• _Goal_:
Which lines have the string "icon"? Copy all of them from the entries below.

• _Supplied information_:
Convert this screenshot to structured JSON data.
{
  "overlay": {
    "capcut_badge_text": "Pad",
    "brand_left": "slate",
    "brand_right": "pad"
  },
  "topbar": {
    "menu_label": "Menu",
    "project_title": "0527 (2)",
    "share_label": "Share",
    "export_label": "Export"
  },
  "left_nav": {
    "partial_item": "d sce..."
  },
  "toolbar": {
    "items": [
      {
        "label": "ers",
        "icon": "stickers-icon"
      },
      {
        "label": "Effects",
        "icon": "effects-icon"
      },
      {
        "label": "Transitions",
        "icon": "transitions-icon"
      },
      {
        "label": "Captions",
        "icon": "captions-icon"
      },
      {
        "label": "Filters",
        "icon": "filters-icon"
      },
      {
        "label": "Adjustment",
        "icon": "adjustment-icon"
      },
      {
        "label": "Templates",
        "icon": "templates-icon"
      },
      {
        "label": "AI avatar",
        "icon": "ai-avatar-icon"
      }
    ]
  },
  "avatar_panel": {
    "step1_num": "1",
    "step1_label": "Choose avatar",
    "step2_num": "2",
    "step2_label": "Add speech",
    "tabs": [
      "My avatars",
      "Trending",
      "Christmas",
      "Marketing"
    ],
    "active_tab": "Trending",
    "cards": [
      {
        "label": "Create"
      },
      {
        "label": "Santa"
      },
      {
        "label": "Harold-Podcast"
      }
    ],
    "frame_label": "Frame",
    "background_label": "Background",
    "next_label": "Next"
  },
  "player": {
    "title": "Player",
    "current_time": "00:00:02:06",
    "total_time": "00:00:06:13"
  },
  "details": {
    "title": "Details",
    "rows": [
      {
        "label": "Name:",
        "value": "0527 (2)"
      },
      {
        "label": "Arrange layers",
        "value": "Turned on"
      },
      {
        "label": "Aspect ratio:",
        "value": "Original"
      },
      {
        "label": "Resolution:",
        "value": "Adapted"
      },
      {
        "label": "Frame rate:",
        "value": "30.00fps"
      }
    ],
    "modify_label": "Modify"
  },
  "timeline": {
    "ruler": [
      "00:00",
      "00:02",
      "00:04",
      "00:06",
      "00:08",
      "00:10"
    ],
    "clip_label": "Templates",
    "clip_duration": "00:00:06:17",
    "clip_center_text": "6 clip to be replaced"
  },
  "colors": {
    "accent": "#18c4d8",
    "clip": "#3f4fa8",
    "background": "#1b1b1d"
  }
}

• _Result for this exercise_:
        "icon": "stickers-icon"
        "icon": "effects-icon"
        "icon": "transitions-icon"
        "icon": "captions-icon"
        "icon": "filters-icon"
        "icon": "adjustment-icon"
        "icon": "templates-icon"
        "icon": "ai-avatar-icon"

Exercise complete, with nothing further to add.